WHAT IS ASKED:
Keep every line where the word "text" appears; drop the rest.

DATA ROWS:
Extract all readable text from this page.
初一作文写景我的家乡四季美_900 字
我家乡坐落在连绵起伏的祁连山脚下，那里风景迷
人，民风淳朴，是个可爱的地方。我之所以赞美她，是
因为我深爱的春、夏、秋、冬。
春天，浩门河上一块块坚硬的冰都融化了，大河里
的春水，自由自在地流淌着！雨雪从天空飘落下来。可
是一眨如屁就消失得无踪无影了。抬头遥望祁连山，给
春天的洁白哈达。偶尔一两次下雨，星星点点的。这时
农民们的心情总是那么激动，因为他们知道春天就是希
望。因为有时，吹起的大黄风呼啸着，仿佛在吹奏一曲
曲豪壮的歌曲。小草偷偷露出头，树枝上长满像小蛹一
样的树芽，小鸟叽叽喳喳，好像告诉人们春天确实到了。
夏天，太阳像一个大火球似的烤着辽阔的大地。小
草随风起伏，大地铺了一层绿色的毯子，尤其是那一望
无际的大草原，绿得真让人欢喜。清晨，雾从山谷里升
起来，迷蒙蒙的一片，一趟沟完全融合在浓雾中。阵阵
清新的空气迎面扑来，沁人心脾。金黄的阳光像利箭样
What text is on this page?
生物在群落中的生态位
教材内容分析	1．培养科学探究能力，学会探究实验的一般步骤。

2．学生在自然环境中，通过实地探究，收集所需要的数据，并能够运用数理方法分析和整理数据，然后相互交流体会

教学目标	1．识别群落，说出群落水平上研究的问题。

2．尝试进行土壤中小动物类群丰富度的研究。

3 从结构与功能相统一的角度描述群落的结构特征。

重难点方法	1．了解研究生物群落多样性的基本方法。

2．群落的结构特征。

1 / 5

SOLUTION:
Extract all readable text from this page.
What text is on this page?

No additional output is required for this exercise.